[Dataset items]
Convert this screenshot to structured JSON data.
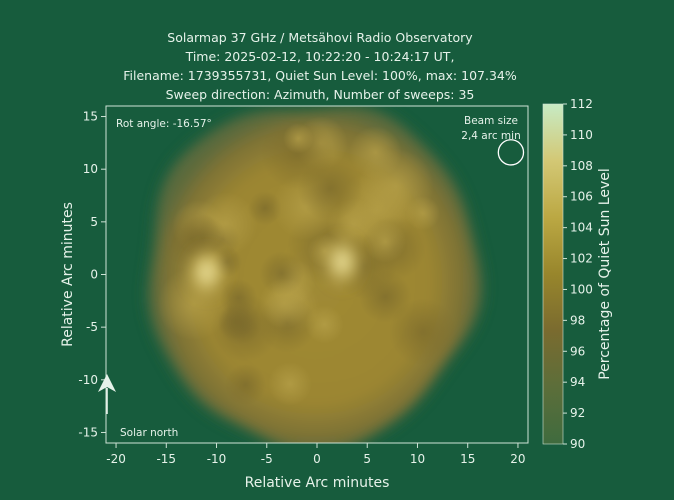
{
  "header": {
    "title_lines": [
      "Solarmap 37 GHz / Metsähovi Radio Observatory",
      "Time: 2025-02-12, 10:22:20 - 10:24:17 UT,",
      "Filename: 1739355731, Quiet Sun Level: 100%, max: 107.34%",
      "Sweep direction: Azimuth, Number of sweeps: 35"
    ]
  },
  "chart_data": {
    "type": "heatmap",
    "xlabel": "Relative Arc minutes",
    "ylabel": "Relative Arc minutes",
    "xlim": [
      -21,
      21
    ],
    "ylim": [
      -16,
      16
    ],
    "x_ticks": [
      -20,
      -15,
      -10,
      -5,
      0,
      5,
      10,
      15,
      20
    ],
    "y_ticks": [
      15,
      10,
      5,
      0,
      -5,
      -10,
      -15
    ],
    "grid": false,
    "colorbar": {
      "label": "Percentage of Quiet Sun Level",
      "range": [
        90,
        112
      ],
      "ticks": [
        112,
        110,
        108,
        106,
        104,
        102,
        100,
        98,
        96,
        94,
        92,
        90
      ],
      "colors": [
        "#3f6b3e",
        "#5c6e3a",
        "#7a6b2f",
        "#98862c",
        "#bba843",
        "#d3c875",
        "#c7ebc4"
      ]
    },
    "disk": {
      "center": [
        -0.5,
        0
      ],
      "radius_arcmin": 16.2,
      "base_level": 100,
      "max_level": 107.34
    },
    "bright_regions": [
      {
        "x": -11,
        "y": 0.2,
        "level": 107.3
      },
      {
        "x": 2.5,
        "y": 1.2,
        "level": 107.0
      }
    ],
    "annotations": {
      "rot_angle": "Rot angle: -16.57°",
      "beam_size_line1": "Beam size",
      "beam_size_line2": "2,4 arc min",
      "beam_circle": {
        "x": 19.3,
        "y": 11.6,
        "diameter_arcmin": 2.4
      },
      "solar_north": "Solar north"
    }
  }
}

• [TO BE DONE] Of the lines above, how many hold the word "Quiet"? Say the number alone.

• [TASK SOLUTION] 2